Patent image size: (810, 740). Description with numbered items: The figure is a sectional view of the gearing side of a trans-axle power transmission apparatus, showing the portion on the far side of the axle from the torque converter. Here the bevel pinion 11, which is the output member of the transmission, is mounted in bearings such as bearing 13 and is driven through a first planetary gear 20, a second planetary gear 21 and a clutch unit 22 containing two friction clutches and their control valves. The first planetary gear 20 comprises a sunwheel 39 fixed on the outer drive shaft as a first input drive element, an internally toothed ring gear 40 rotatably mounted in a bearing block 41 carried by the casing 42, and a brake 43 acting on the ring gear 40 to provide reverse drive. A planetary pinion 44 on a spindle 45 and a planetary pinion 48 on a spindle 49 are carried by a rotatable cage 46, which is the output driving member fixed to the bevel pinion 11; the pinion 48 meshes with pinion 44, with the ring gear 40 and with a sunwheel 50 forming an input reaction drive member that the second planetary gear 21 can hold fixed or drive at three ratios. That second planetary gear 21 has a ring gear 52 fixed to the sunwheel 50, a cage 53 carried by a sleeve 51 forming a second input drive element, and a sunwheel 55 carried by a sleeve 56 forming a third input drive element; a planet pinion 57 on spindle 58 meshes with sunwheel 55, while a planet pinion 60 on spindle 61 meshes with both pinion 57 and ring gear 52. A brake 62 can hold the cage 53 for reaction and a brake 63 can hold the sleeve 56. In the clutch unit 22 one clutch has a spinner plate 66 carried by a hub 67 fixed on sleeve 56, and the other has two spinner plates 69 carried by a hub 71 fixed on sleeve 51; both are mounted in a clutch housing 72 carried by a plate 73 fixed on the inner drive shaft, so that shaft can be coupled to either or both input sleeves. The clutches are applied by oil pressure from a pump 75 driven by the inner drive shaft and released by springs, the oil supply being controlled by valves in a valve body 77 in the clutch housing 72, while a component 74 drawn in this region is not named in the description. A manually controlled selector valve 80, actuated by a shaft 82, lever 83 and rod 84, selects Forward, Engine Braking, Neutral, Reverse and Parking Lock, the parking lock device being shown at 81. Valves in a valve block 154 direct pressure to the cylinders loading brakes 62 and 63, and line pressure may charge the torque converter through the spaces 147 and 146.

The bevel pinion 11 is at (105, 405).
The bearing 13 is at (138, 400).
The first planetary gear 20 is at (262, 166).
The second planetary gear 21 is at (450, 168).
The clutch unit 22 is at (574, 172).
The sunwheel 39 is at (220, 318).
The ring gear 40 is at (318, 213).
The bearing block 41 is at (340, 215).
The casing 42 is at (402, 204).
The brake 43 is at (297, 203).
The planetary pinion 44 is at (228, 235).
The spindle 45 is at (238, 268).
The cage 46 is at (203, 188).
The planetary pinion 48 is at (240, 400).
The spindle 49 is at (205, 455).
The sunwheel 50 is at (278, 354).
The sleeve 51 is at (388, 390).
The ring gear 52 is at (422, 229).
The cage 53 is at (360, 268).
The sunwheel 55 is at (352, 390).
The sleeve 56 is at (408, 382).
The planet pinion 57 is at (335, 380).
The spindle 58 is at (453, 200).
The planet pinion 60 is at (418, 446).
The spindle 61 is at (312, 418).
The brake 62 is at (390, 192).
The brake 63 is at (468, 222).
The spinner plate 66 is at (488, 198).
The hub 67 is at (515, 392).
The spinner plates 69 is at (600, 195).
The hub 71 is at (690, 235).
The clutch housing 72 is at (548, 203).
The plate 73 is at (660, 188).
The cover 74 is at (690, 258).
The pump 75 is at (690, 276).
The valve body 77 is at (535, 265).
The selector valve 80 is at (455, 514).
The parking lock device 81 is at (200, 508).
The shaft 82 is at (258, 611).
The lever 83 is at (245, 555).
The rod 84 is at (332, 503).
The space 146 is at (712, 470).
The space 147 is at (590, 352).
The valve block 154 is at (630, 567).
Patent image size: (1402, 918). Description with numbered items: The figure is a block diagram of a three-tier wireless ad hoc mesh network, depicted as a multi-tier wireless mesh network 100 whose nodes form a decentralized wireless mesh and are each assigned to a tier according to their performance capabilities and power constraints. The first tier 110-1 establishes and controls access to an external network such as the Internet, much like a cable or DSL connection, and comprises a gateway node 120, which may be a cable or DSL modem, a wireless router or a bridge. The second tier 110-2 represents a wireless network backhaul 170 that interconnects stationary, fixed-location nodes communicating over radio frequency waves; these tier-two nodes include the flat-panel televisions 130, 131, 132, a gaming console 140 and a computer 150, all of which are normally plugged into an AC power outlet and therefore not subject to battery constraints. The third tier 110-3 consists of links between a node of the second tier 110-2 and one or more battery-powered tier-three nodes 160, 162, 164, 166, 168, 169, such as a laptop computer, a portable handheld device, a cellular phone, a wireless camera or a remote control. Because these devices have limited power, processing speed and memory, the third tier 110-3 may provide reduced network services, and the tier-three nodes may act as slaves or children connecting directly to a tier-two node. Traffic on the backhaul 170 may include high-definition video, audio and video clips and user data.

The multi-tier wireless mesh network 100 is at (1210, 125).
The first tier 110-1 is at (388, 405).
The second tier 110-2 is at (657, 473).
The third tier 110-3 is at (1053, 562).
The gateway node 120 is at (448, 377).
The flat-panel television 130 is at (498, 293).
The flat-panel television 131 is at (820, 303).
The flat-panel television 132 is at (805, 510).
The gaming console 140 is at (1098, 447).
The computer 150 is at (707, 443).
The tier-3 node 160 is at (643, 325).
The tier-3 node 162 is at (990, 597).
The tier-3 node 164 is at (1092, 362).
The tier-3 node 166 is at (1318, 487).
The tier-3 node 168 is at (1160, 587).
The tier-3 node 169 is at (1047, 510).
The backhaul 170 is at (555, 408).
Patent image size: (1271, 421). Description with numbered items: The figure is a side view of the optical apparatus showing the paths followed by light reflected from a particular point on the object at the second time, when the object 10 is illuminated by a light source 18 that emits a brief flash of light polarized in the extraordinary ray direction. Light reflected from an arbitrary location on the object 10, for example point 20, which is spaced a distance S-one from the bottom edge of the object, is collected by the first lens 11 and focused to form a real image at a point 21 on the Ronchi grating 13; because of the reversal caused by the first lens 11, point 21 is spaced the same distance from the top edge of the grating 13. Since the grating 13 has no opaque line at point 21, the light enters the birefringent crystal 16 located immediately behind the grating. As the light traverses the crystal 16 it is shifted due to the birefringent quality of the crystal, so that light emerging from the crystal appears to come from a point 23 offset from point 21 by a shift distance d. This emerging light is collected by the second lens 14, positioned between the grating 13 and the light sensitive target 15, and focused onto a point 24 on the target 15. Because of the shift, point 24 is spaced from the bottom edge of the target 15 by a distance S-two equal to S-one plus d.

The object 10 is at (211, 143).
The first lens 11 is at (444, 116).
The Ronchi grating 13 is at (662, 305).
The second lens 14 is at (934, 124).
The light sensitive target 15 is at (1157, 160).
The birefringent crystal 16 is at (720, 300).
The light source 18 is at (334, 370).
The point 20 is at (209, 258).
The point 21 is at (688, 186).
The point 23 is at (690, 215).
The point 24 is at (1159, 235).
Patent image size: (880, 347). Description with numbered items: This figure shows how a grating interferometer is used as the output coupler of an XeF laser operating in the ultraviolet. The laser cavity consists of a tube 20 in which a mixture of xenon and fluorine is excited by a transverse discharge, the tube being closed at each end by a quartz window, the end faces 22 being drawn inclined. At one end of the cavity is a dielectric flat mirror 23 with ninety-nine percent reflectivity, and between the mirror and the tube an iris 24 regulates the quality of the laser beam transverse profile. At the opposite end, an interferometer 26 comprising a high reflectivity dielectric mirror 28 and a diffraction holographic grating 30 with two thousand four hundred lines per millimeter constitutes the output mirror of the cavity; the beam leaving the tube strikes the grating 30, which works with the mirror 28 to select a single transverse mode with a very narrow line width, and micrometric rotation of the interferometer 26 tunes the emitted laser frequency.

* * * * *

**What is being asked:** Rewrite the lines in all the rows above as one numbered list, leaving out blank lines.

**Full response:**
1. Patent image size: (810, 740). Description with numbered items: The figure is a sectional view of the gearing side of a trans-axle power transmission apparatus, showing the portion on the far side of the axle from the torque converter. Here the bevel pinion 11, which is the output member of the transmission, is mounted in bearings such as bearing 13 and is driven through a first planetary gear 20, a second planetary gear 21 and a clutch unit 22 containing two friction clutches and their control valves. The first planetary gear 20 comprises a sunwheel 39 fixed on the outer drive shaft as a first input drive element, an internally toothed ring gear 40 rotatably mounted in a bearing block 41 carried by the casing 42, and a brake 43 acting on the ring gear 40 to provide reverse drive. A planetary pinion 44 on a spindle 45 and a planetary pinion 48 on a spindle 49 are carried by a rotatable cage 46, which is the output driving member fixed to the bevel pinion 11; the pinion 48 meshes with pinion 44, with the ring gear 40 and with a sunwheel 50 forming an input reaction drive member that the second planetary gear 21 can hold fixed or drive at three ratios. That second planetary gear 21 has a ring gear 52 fixed to the sunwheel 50, a cage 53 carried by a sleeve 51 forming a second input drive element, and a sunwheel 55 carried by a sleeve 56 forming a third input drive element; a planet pinion 57 on spindle 58 meshes with sunwheel 55, while a planet pinion 60 on spindle 61 meshes with both pinion 57 and ring gear 52. A brake 62 can hold the cage 53 for reaction and a brake 63 can hold the sleeve 56. In the clutch unit 22 one clutch has a spinner plate 66 carried by a hub 67 fixed on sleeve 56, and the other has two spinner plates 69 carried by a hub 71 fixed on sleeve 51; both are mounted in a clutch housing 72 carried by a plate 73 fixed on the inner drive shaft, so that shaft can be coupled to either or both input sleeves. The clutches are applied by oil pressure from a pump 75 driven by the inner drive shaft and released by springs, the oil supply being controlled by valves in a valve body 77 in the clutch housing 72, while a component 74 drawn in this region is not named in the description. A manually controlled selector valve 80, actuated by a shaft 82, lever 83 and rod 84, selects Forward, Engine Braking, Neutral, Reverse and Parking Lock, the parking lock device being shown at 81. Valves in a valve block 154 direct pressure to the cylinders loading brakes 62 and 63, and line pressure may charge the torque converter through the spaces 147 and 146.
2. The bevel pinion 11 is at (105, 405).
3. The bearing 13 is at (138, 400).
4. The first planetary gear 20 is at (262, 166).
5. The second planetary gear 21 is at (450, 168).
6. The clutch unit 22 is at (574, 172).
7. The sunwheel 39 is at (220, 318).
8. The ring gear 40 is at (318, 213).
9. The bearing block 41 is at (340, 215).
10. The casing 42 is at (402, 204).
11. The brake 43 is at (297, 203).
12. The planetary pinion 44 is at (228, 235).
13. The spindle 45 is at (238, 268).
14. The cage 46 is at (203, 188).
15. The planetary pinion 48 is at (240, 400).
16. The spindle 49 is at (205, 455).
17. The sunwheel 50 is at (278, 354).
18. The sleeve 51 is at (388, 390).
19. The ring gear 52 is at (422, 229).
20. The cage 53 is at (360, 268).
21. The sunwheel 55 is at (352, 390).
22. The sleeve 56 is at (408, 382).
23. The planet pinion 57 is at (335, 380).
24. The spindle 58 is at (453, 200).
25. The planet pinion 60 is at (418, 446).
26. The spindle 61 is at (312, 418).
27. The brake 62 is at (390, 192).
28. The brake 63 is at (468, 222).
29. The spinner plate 66 is at (488, 198).
30. The hub 67 is at (515, 392).
31. The spinner plates 69 is at (600, 195).
32. The hub 71 is at (690, 235).
33. The clutch housing 72 is at (548, 203).
34. The plate 73 is at (660, 188).
35. The cover 74 is at (690, 258).
36. The pump 75 is at (690, 276).
37. The valve body 77 is at (535, 265).
38. The selector valve 80 is at (455, 514).
39. The parking lock device 81 is at (200, 508).
40. The shaft 82 is at (258, 611).
41. The lever 83 is at (245, 555).
42. The rod 84 is at (332, 503).
43. The space 146 is at (712, 470).
44. The space 147 is at (590, 352).
45. The valve block 154 is at (630, 567).
46. Patent image size: (1402, 918). Description with numbered items: The figure is a block diagram of a three-tier wireless ad hoc mesh network, depicted as a multi-tier wireless mesh network 100 whose nodes form a decentralized wireless mesh and are each assigned to a tier according to their performance capabilities and power constraints. The first tier 110-1 establishes and controls access to an external network such as the Internet, much like a cable or DSL connection, and comprises a gateway node 120, which may be a cable or DSL modem, a wireless router or a bridge. The second tier 110-2 represents a wireless network backhaul 170 that interconnects stationary, fixed-location nodes communicating over radio frequency waves; these tier-two nodes include the flat-panel televisions 130, 131, 132, a gaming console 140 and a computer 150, all of which are normally plugged into an AC power outlet and therefore not subject to battery constraints. The third tier 110-3 consists of links between a node of the second tier 110-2 and one or more battery-powered tier-three nodes 160, 162, 164, 166, 168, 169, such as a laptop computer, a portable handheld device, a cellular phone, a wireless camera or a remote control. Because these devices have limited power, processing speed and memory, the third tier 110-3 may provide reduced network services, and the tier-three nodes may act as slaves or children connecting directly to a tier-two node. Traffic on the backhaul 170 may include high-definition video, audio and video clips and user data.
47. The multi-tier wireless mesh network 100 is at (1210, 125).
48. The first tier 110-1 is at (388, 405).
49. The second tier 110-2 is at (657, 473).
50. The third tier 110-3 is at (1053, 562).
51. The gateway node 120 is at (448, 377).
52. The flat-panel television 130 is at (498, 293).
53. The flat-panel television 131 is at (820, 303).
54. The flat-panel television 132 is at (805, 510).
55. The gaming console 140 is at (1098, 447).
56. The computer 150 is at (707, 443).
57. The tier-3 node 160 is at (643, 325).
58. The tier-3 node 162 is at (990, 597).
59. The tier-3 node 164 is at (1092, 362).
60. The tier-3 node 166 is at (1318, 487).
61. The tier-3 node 168 is at (1160, 587).
62. The tier-3 node 169 is at (1047, 510).
63. The backhaul 170 is at (555, 408).
64. Patent image size: (1271, 421). Description with numbered items: The figure is a side view of the optical apparatus showing the paths followed by light reflected from a particular point on the object at the second time, when the object 10 is illuminated by a light source 18 that emits a brief flash of light polarized in the extraordinary ray direction. Light reflected from an arbitrary location on the object 10, for example point 20, which is spaced a distance S-one from the bottom edge of the object, is collected by the first lens 11 and focused to form a real image at a point 21 on the Ronchi grating 13; because of the reversal caused by the first lens 11, point 21 is spaced the same distance from the top edge of the grating 13. Since the grating 13 has no opaque line at point 21, the light enters the birefringent crystal 16 located immediately behind the grating. As the light traverses the crystal 16 it is shifted due to the birefringent quality of the crystal, so that light emerging from the crystal appears to come from a point 23 offset from point 21 by a shift distance d. This emerging light is collected by the second lens 14, positioned between the grating 13 and the light sensitive target 15, and focused onto a point 24 on the target 15. Because of the shift, point 24 is spaced from the bottom edge of the target 15 by a distance S-two equal to S-one plus d.
65. The object 10 is at (211, 143).
66. The first lens 11 is at (444, 116).
67. The Ronchi grating 13 is at (662, 305).
68. The second lens 14 is at (934, 124).
69. The light sensitive target 15 is at (1157, 160).
70. The birefringent crystal 16 is at (720, 300).
71. The light source 18 is at (334, 370).
72. The point 20 is at (209, 258).
73. The point 21 is at (688, 186).
74. The point 23 is at (690, 215).
75. The point 24 is at (1159, 235).
76. Patent image size: (880, 347). Description with numbered items: This figure shows how a grating interferometer is used as the output coupler of an XeF laser operating in the ultraviolet. The laser cavity consists of a tube 20 in which a mixture of xenon and fluorine is excited by a transverse discharge, the tube being closed at each end by a quartz window, the end faces 22 being drawn inclined. At one end of the cavity is a dielectric flat mirror 23 with ninety-nine percent reflectivity, and between the mirror and the tube an iris 24 regulates the quality of the laser beam transverse profile. At the opposite end, an interferometer 26 comprising a high reflectivity dielectric mirror 28 and a diffraction holographic grating 30 with two thousand four hundred lines per millimeter constitutes the output mirror of the cavity; the beam leaving the tube strikes the grating 30, which works with the mirror 28 to select a single transverse mode with a very narrow line width, and micrometric rotation of the interferometer 26 tunes the emitted laser frequency.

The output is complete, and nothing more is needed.